▶ Information provided
________

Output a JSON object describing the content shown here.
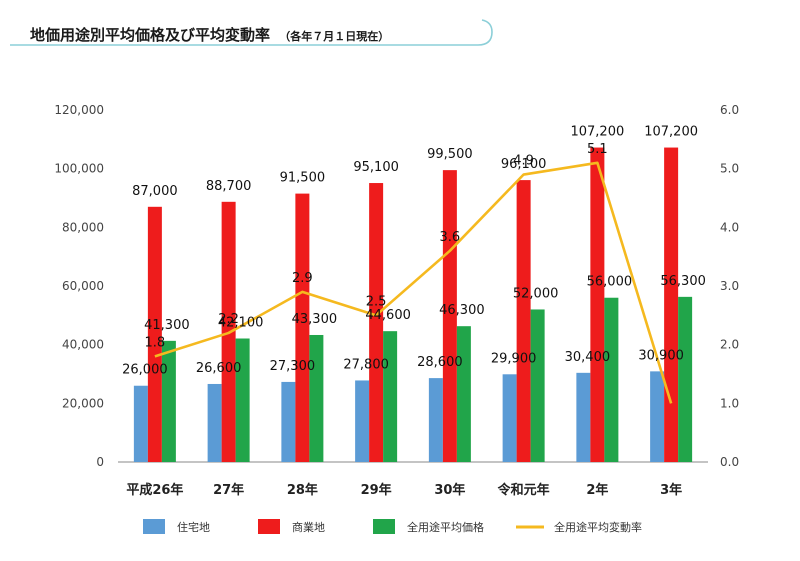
{
  "page": {
    "title": "地価用途別平均価格及び平均変動率",
    "subtitle": "（各年７月１日現在）"
  },
  "colors": {
    "residential": "#5b9bd5",
    "commercial": "#ee1c1c",
    "all_avg_price": "#21a54a",
    "change_rate": "#f5b91f",
    "title_accent": "#8ccfd8"
  },
  "chart_data": {
    "type": "bar",
    "categories": [
      "平成26年",
      "27年",
      "28年",
      "29年",
      "30年",
      "令和元年",
      "2年",
      "3年"
    ],
    "series": [
      {
        "name": "住宅地",
        "type": "bar",
        "axis": "left",
        "values": [
          26000,
          26600,
          27300,
          27800,
          28600,
          29900,
          30400,
          30900
        ],
        "labels": [
          "26,000",
          "26,600",
          "27,300",
          "27,800",
          "28,600",
          "29,900",
          "30,400",
          "30,900"
        ]
      },
      {
        "name": "商業地",
        "type": "bar",
        "axis": "left",
        "values": [
          87000,
          88700,
          91500,
          95100,
          99500,
          96100,
          107200,
          107200
        ],
        "labels": [
          "87,000",
          "88,700",
          "91,500",
          "95,100",
          "99,500",
          "96,100",
          "107,200",
          "107,200"
        ]
      },
      {
        "name": "全用途平均価格",
        "type": "bar",
        "axis": "left",
        "values": [
          41300,
          42100,
          43300,
          44600,
          46300,
          52000,
          56000,
          56300
        ],
        "labels": [
          "41,300",
          "42,100",
          "43,300",
          "44,600",
          "46,300",
          "52,000",
          "56,000",
          "56,300"
        ]
      },
      {
        "name": "全用途平均変動率",
        "type": "line",
        "axis": "right",
        "values": [
          1.8,
          2.2,
          2.9,
          2.5,
          3.6,
          4.9,
          5.1,
          1.0
        ],
        "labels": [
          "1.8",
          "2.2",
          "2.9",
          "2.5",
          "3.6",
          "4.9",
          "5.1",
          ""
        ]
      }
    ],
    "y_left": {
      "ylim": [
        0,
        120000
      ],
      "ticks": [
        "0",
        "20,000",
        "40,000",
        "60,000",
        "80,000",
        "100,000",
        "120,000"
      ]
    },
    "y_right": {
      "ylim": [
        0,
        6
      ],
      "ticks": [
        "0.0",
        "1.0",
        "2.0",
        "3.0",
        "4.0",
        "5.0",
        "6.0"
      ]
    },
    "grid": false,
    "legend": "bottom"
  }
}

________

▶ Task to complete
Every line is to be duplicated exactly, though pictures stay out.

▶ Result for this exercise
Output a JSON object describing the content shown here.
{
  "page": {
    "title": "地価用途別平均価格及び平均変動率",
    "subtitle": "（各年７月１日現在）"
  },
  "colors": {
    "residential": "#5b9bd5",
    "commercial": "#ee1c1c",
    "all_avg_price": "#21a54a",
    "change_rate": "#f5b91f",
    "title_accent": "#8ccfd8"
  },
  "chart_data": {
    "type": "bar",
    "categories": [
      "平成26年",
      "27年",
      "28年",
      "29年",
      "30年",
      "令和元年",
      "2年",
      "3年"
    ],
    "series": [
      {
        "name": "住宅地",
        "type": "bar",
        "axis": "left",
        "values": [
          26000,
          26600,
          27300,
          27800,
          28600,
          29900,
          30400,
          30900
        ],
        "labels": [
          "26,000",
          "26,600",
          "27,300",
          "27,800",
          "28,600",
          "29,900",
          "30,400",
          "30,900"
        ]
      },
      {
        "name": "商業地",
        "type": "bar",
        "axis": "left",
        "values": [
          87000,
          88700,
          91500,
          95100,
          99500,
          96100,
          107200,
          107200
        ],
        "labels": [
          "87,000",
          "88,700",
          "91,500",
          "95,100",
          "99,500",
          "96,100",
          "107,200",
          "107,200"
        ]
      },
      {
        "name": "全用途平均価格",
        "type": "bar",
        "axis": "left",
        "values": [
          41300,
          42100,
          43300,
          44600,
          46300,
          52000,
          56000,
          56300
        ],
        "labels": [
          "41,300",
          "42,100",
          "43,300",
          "44,600",
          "46,300",
          "52,000",
          "56,000",
          "56,300"
        ]
      },
      {
        "name": "全用途平均変動率",
        "type": "line",
        "axis": "right",
        "values": [
          1.8,
          2.2,
          2.9,
          2.5,
          3.6,
          4.9,
          5.1,
          1.0
        ],
        "labels": [
          "1.8",
          "2.2",
          "2.9",
          "2.5",
          "3.6",
          "4.9",
          "5.1",
          ""
        ]
      }
    ],
    "y_left": {
      "ylim": [
        0,
        120000
      ],
      "ticks": [
        "0",
        "20,000",
        "40,000",
        "60,000",
        "80,000",
        "100,000",
        "120,000"
      ]
    },
    "y_right": {
      "ylim": [
        0,
        6
      ],
      "ticks": [
        "0.0",
        "1.0",
        "2.0",
        "3.0",
        "4.0",
        "5.0",
        "6.0"
      ]
    },
    "grid": false,
    "legend": "bottom"
  }
}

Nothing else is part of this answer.